■ GIVEN TASK ■
Repeat the records in full and exactly, omitting pictures.

┄┄┄┄┄┄

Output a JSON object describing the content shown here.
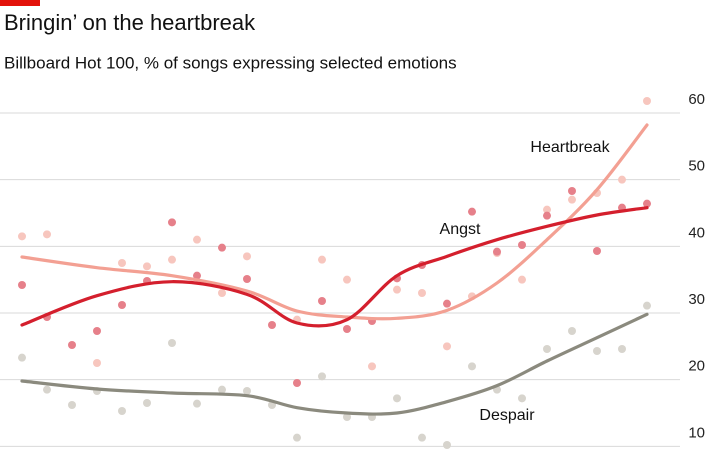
{
  "chart_data": {
    "type": "scatter-trend",
    "title": "Bringin’ on the heartbreak",
    "subtitle": "Billboard Hot 100, % of songs expressing selected emotions",
    "categories": [
      null,
      null,
      null,
      null,
      null,
      null,
      null,
      null,
      null,
      null,
      null,
      null,
      null,
      null,
      null,
      null,
      null,
      null,
      null,
      null,
      null,
      null,
      null,
      null,
      null,
      null
    ],
    "ylim": [
      6,
      63
    ],
    "yticks": [
      10,
      20,
      30,
      40,
      50,
      60
    ],
    "grid": true,
    "trend_x": [
      0,
      3,
      6,
      9,
      11,
      13,
      15,
      17,
      19,
      21,
      23,
      25
    ],
    "series": [
      {
        "name": "Heartbreak",
        "color": "#f3a093",
        "dot_color": "#f7c6be",
        "values": [
          41.5,
          41.8,
          null,
          22.5,
          37.5,
          37,
          38,
          41,
          33,
          38.5,
          null,
          29,
          38,
          35,
          22,
          33.5,
          33,
          25,
          32.5,
          39,
          35,
          45.5,
          47,
          48,
          50,
          61.8
        ],
        "trend": [
          38.4,
          36.8,
          35.6,
          33.3,
          30.3,
          29.4,
          29.2,
          30.4,
          34.5,
          41,
          48.5,
          58.2
        ]
      },
      {
        "name": "Angst",
        "color": "#d41f2d",
        "dot_color": "#e6808a",
        "values": [
          34.2,
          29.4,
          25.2,
          27.3,
          31.2,
          34.8,
          43.6,
          35.6,
          39.8,
          35.1,
          28.2,
          19.5,
          31.8,
          27.6,
          28.8,
          35.2,
          37.2,
          31.4,
          45.2,
          39.2,
          40.2,
          44.6,
          48.3,
          39.3,
          45.8,
          46.4
        ],
        "trend": [
          28.2,
          32.6,
          34.7,
          32.8,
          28.5,
          29,
          35.6,
          38.5,
          41,
          43,
          44.7,
          45.8
        ]
      },
      {
        "name": "Despair",
        "color": "#8b8a7e",
        "dot_color": "#d7d4cd",
        "values": [
          23.3,
          18.5,
          16.2,
          18.3,
          15.3,
          16.5,
          25.5,
          16.4,
          18.5,
          18.3,
          16.2,
          11.3,
          20.5,
          14.4,
          14.4,
          17.2,
          11.3,
          10.2,
          22,
          18.5,
          17.2,
          24.6,
          27.3,
          24.3,
          24.6,
          31.1
        ],
        "trend": [
          19.8,
          18.6,
          18,
          17.6,
          15.8,
          15,
          15,
          16.7,
          19.1,
          22.8,
          26.3,
          29.8
        ]
      }
    ]
  }
}
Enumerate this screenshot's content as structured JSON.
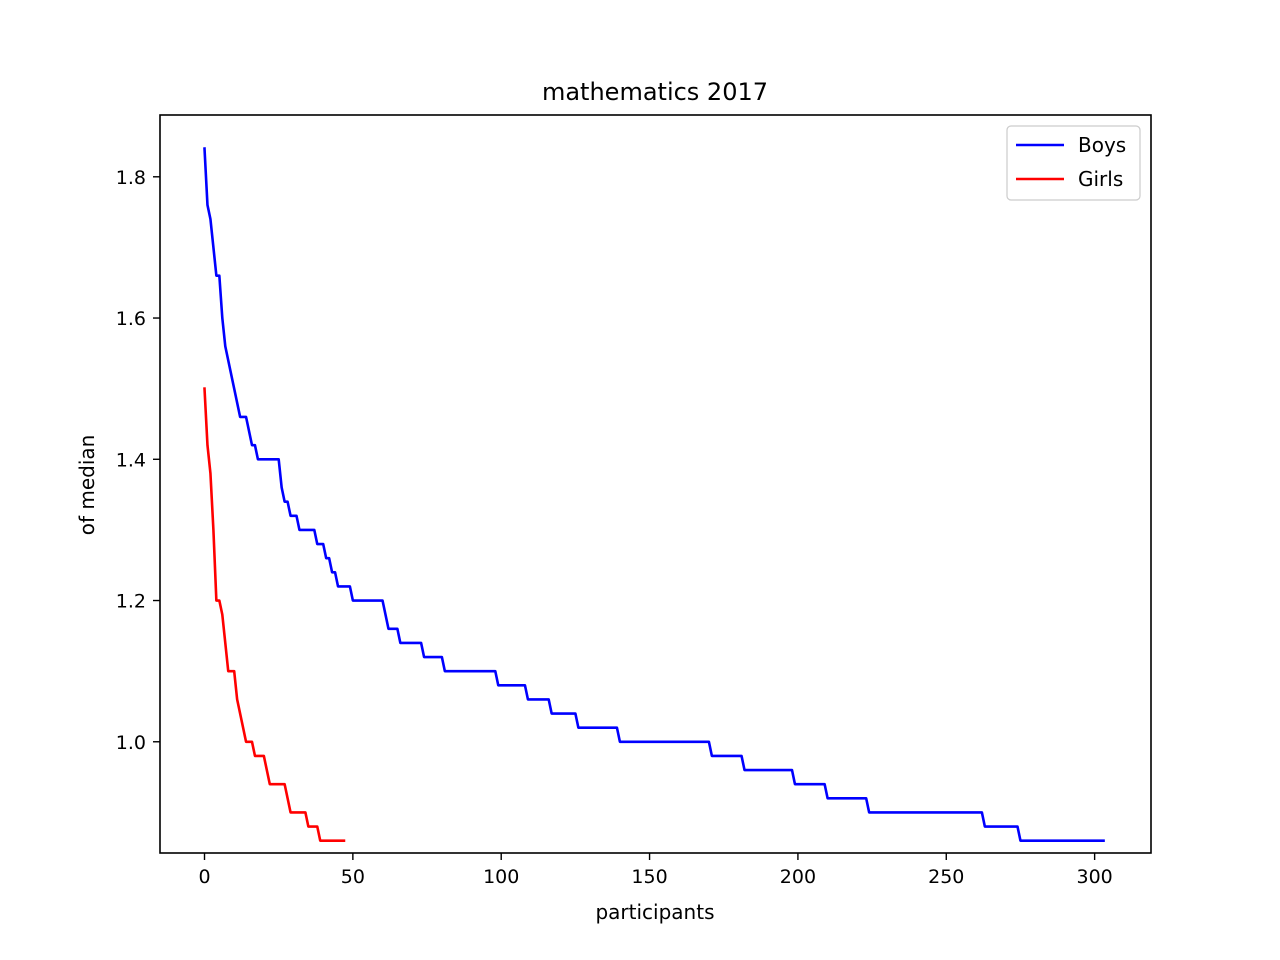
{
  "chart_data": {
    "type": "line",
    "title": "mathematics 2017",
    "xlabel": "participants",
    "ylabel": "of median",
    "xlim": [
      -15,
      319
    ],
    "ylim": [
      0.8425,
      1.8875
    ],
    "xticks": [
      0,
      50,
      100,
      150,
      200,
      250,
      300
    ],
    "yticks": [
      1.0,
      1.2,
      1.4,
      1.6,
      1.8
    ],
    "xtick_labels": [
      "0",
      "50",
      "100",
      "150",
      "200",
      "250",
      "300"
    ],
    "ytick_labels": [
      "1.0",
      "1.2",
      "1.4",
      "1.6",
      "1.8"
    ],
    "grid": false,
    "legend": "upper right",
    "series": [
      {
        "name": "Boys",
        "color": "#0000ff",
        "points": [
          [
            0,
            1.84
          ],
          [
            1,
            1.76
          ],
          [
            2,
            1.74
          ],
          [
            3,
            1.7
          ],
          [
            4,
            1.66
          ],
          [
            5,
            1.66
          ],
          [
            6,
            1.6
          ],
          [
            7,
            1.56
          ],
          [
            8,
            1.54
          ],
          [
            9,
            1.52
          ],
          [
            10,
            1.5
          ],
          [
            11,
            1.48
          ],
          [
            12,
            1.46
          ],
          [
            14,
            1.46
          ],
          [
            15,
            1.44
          ],
          [
            16,
            1.42
          ],
          [
            17,
            1.42
          ],
          [
            18,
            1.4
          ],
          [
            25,
            1.4
          ],
          [
            26,
            1.36
          ],
          [
            27,
            1.34
          ],
          [
            28,
            1.34
          ],
          [
            29,
            1.32
          ],
          [
            31,
            1.32
          ],
          [
            32,
            1.3
          ],
          [
            37,
            1.3
          ],
          [
            38,
            1.28
          ],
          [
            40,
            1.28
          ],
          [
            41,
            1.26
          ],
          [
            42,
            1.26
          ],
          [
            43,
            1.24
          ],
          [
            44,
            1.24
          ],
          [
            45,
            1.22
          ],
          [
            49,
            1.22
          ],
          [
            50,
            1.2
          ],
          [
            60,
            1.2
          ],
          [
            62,
            1.16
          ],
          [
            65,
            1.16
          ],
          [
            66,
            1.14
          ],
          [
            73,
            1.14
          ],
          [
            74,
            1.12
          ],
          [
            80,
            1.12
          ],
          [
            81,
            1.1
          ],
          [
            98,
            1.1
          ],
          [
            99,
            1.08
          ],
          [
            108,
            1.08
          ],
          [
            109,
            1.06
          ],
          [
            116,
            1.06
          ],
          [
            117,
            1.04
          ],
          [
            125,
            1.04
          ],
          [
            126,
            1.02
          ],
          [
            139,
            1.02
          ],
          [
            140,
            1.0
          ],
          [
            170,
            1.0
          ],
          [
            171,
            0.98
          ],
          [
            181,
            0.98
          ],
          [
            182,
            0.96
          ],
          [
            198,
            0.96
          ],
          [
            199,
            0.94
          ],
          [
            209,
            0.94
          ],
          [
            210,
            0.92
          ],
          [
            223,
            0.92
          ],
          [
            224,
            0.9
          ],
          [
            262,
            0.9
          ],
          [
            263,
            0.88
          ],
          [
            274,
            0.88
          ],
          [
            275,
            0.86
          ],
          [
            303,
            0.86
          ]
        ]
      },
      {
        "name": "Girls",
        "color": "#ff0000",
        "points": [
          [
            0,
            1.5
          ],
          [
            1,
            1.42
          ],
          [
            2,
            1.38
          ],
          [
            3,
            1.3
          ],
          [
            4,
            1.2
          ],
          [
            5,
            1.2
          ],
          [
            6,
            1.18
          ],
          [
            7,
            1.14
          ],
          [
            8,
            1.1
          ],
          [
            10,
            1.1
          ],
          [
            11,
            1.06
          ],
          [
            12,
            1.04
          ],
          [
            13,
            1.02
          ],
          [
            14,
            1.0
          ],
          [
            16,
            1.0
          ],
          [
            17,
            0.98
          ],
          [
            20,
            0.98
          ],
          [
            21,
            0.96
          ],
          [
            22,
            0.94
          ],
          [
            27,
            0.94
          ],
          [
            29,
            0.9
          ],
          [
            34,
            0.9
          ],
          [
            35,
            0.88
          ],
          [
            38,
            0.88
          ],
          [
            39,
            0.86
          ],
          [
            47,
            0.86
          ]
        ]
      }
    ]
  }
}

┄┄┄┄┄┄

■ ANSWER TO THIS TASK ■
Output a JSON object describing the content shown here.
{
  "chart_data": {
    "type": "scatter-trend",
    "title": "Bringin’ on the heartbreak",
    "subtitle": "Billboard Hot 100, % of songs expressing selected emotions",
    "categories": [
      null,
      null,
      null,
      null,
      null,
      null,
      null,
      null,
      null,
      null,
      null,
      null,
      null,
      null,
      null,
      null,
      null,
      null,
      null,
      null,
      null,
      null,
      null,
      null,
      null,
      null
    ],
    "ylim": [
      6,
      63
    ],
    "yticks": [
      10,
      20,
      30,
      40,
      50,
      60
    ],
    "grid": true,
    "trend_x": [
      0,
      3,
      6,
      9,
      11,
      13,
      15,
      17,
      19,
      21,
      23,
      25
    ],
    "series": [
      {
        "name": "Heartbreak",
        "color": "#f3a093",
        "dot_color": "#f7c6be",
        "values": [
          41.5,
          41.8,
          null,
          22.5,
          37.5,
          37,
          38,
          41,
          33,
          38.5,
          null,
          29,
          38,
          35,
          22,
          33.5,
          33,
          25,
          32.5,
          39,
          35,
          45.5,
          47,
          48,
          50,
          61.8
        ],
        "trend": [
          38.4,
          36.8,
          35.6,
          33.3,
          30.3,
          29.4,
          29.2,
          30.4,
          34.5,
          41,
          48.5,
          58.2
        ]
      },
      {
        "name": "Angst",
        "color": "#d41f2d",
        "dot_color": "#e6808a",
        "values": [
          34.2,
          29.4,
          25.2,
          27.3,
          31.2,
          34.8,
          43.6,
          35.6,
          39.8,
          35.1,
          28.2,
          19.5,
          31.8,
          27.6,
          28.8,
          35.2,
          37.2,
          31.4,
          45.2,
          39.2,
          40.2,
          44.6,
          48.3,
          39.3,
          45.8,
          46.4
        ],
        "trend": [
          28.2,
          32.6,
          34.7,
          32.8,
          28.5,
          29,
          35.6,
          38.5,
          41,
          43,
          44.7,
          45.8
        ]
      },
      {
        "name": "Despair",
        "color": "#8b8a7e",
        "dot_color": "#d7d4cd",
        "values": [
          23.3,
          18.5,
          16.2,
          18.3,
          15.3,
          16.5,
          25.5,
          16.4,
          18.5,
          18.3,
          16.2,
          11.3,
          20.5,
          14.4,
          14.4,
          17.2,
          11.3,
          10.2,
          22,
          18.5,
          17.2,
          24.6,
          27.3,
          24.3,
          24.6,
          31.1
        ],
        "trend": [
          19.8,
          18.6,
          18,
          17.6,
          15.8,
          15,
          15,
          16.7,
          19.1,
          22.8,
          26.3,
          29.8
        ]
      }
    ]
  }
}
Enumerate this screenshot's content as structured JSON.
{
  "chart_data": {
    "type": "line",
    "title": "mathematics 2017",
    "xlabel": "participants",
    "ylabel": "of median",
    "xlim": [
      -15,
      319
    ],
    "ylim": [
      0.8425,
      1.8875
    ],
    "xticks": [
      0,
      50,
      100,
      150,
      200,
      250,
      300
    ],
    "yticks": [
      1.0,
      1.2,
      1.4,
      1.6,
      1.8
    ],
    "xtick_labels": [
      "0",
      "50",
      "100",
      "150",
      "200",
      "250",
      "300"
    ],
    "ytick_labels": [
      "1.0",
      "1.2",
      "1.4",
      "1.6",
      "1.8"
    ],
    "grid": false,
    "legend": "upper right",
    "series": [
      {
        "name": "Boys",
        "color": "#0000ff",
        "points": [
          [
            0,
            1.84
          ],
          [
            1,
            1.76
          ],
          [
            2,
            1.74
          ],
          [
            3,
            1.7
          ],
          [
            4,
            1.66
          ],
          [
            5,
            1.66
          ],
          [
            6,
            1.6
          ],
          [
            7,
            1.56
          ],
          [
            8,
            1.54
          ],
          [
            9,
            1.52
          ],
          [
            10,
            1.5
          ],
          [
            11,
            1.48
          ],
          [
            12,
            1.46
          ],
          [
            14,
            1.46
          ],
          [
            15,
            1.44
          ],
          [
            16,
            1.42
          ],
          [
            17,
            1.42
          ],
          [
            18,
            1.4
          ],
          [
            25,
            1.4
          ],
          [
            26,
            1.36
          ],
          [
            27,
            1.34
          ],
          [
            28,
            1.34
          ],
          [
            29,
            1.32
          ],
          [
            31,
            1.32
          ],
          [
            32,
            1.3
          ],
          [
            37,
            1.3
          ],
          [
            38,
            1.28
          ],
          [
            40,
            1.28
          ],
          [
            41,
            1.26
          ],
          [
            42,
            1.26
          ],
          [
            43,
            1.24
          ],
          [
            44,
            1.24
          ],
          [
            45,
            1.22
          ],
          [
            49,
            1.22
          ],
          [
            50,
            1.2
          ],
          [
            60,
            1.2
          ],
          [
            62,
            1.16
          ],
          [
            65,
            1.16
          ],
          [
            66,
            1.14
          ],
          [
            73,
            1.14
          ],
          [
            74,
            1.12
          ],
          [
            80,
            1.12
          ],
          [
            81,
            1.1
          ],
          [
            98,
            1.1
          ],
          [
            99,
            1.08
          ],
          [
            108,
            1.08
          ],
          [
            109,
            1.06
          ],
          [
            116,
            1.06
          ],
          [
            117,
            1.04
          ],
          [
            125,
            1.04
          ],
          [
            126,
            1.02
          ],
          [
            139,
            1.02
          ],
          [
            140,
            1.0
          ],
          [
            170,
            1.0
          ],
          [
            171,
            0.98
          ],
          [
            181,
            0.98
          ],
          [
            182,
            0.96
          ],
          [
            198,
            0.96
          ],
          [
            199,
            0.94
          ],
          [
            209,
            0.94
          ],
          [
            210,
            0.92
          ],
          [
            223,
            0.92
          ],
          [
            224,
            0.9
          ],
          [
            262,
            0.9
          ],
          [
            263,
            0.88
          ],
          [
            274,
            0.88
          ],
          [
            275,
            0.86
          ],
          [
            303,
            0.86
          ]
        ]
      },
      {
        "name": "Girls",
        "color": "#ff0000",
        "points": [
          [
            0,
            1.5
          ],
          [
            1,
            1.42
          ],
          [
            2,
            1.38
          ],
          [
            3,
            1.3
          ],
          [
            4,
            1.2
          ],
          [
            5,
            1.2
          ],
          [
            6,
            1.18
          ],
          [
            7,
            1.14
          ],
          [
            8,
            1.1
          ],
          [
            10,
            1.1
          ],
          [
            11,
            1.06
          ],
          [
            12,
            1.04
          ],
          [
            13,
            1.02
          ],
          [
            14,
            1.0
          ],
          [
            16,
            1.0
          ],
          [
            17,
            0.98
          ],
          [
            20,
            0.98
          ],
          [
            21,
            0.96
          ],
          [
            22,
            0.94
          ],
          [
            27,
            0.94
          ],
          [
            29,
            0.9
          ],
          [
            34,
            0.9
          ],
          [
            35,
            0.88
          ],
          [
            38,
            0.88
          ],
          [
            39,
            0.86
          ],
          [
            47,
            0.86
          ]
        ]
      }
    ]
  }
}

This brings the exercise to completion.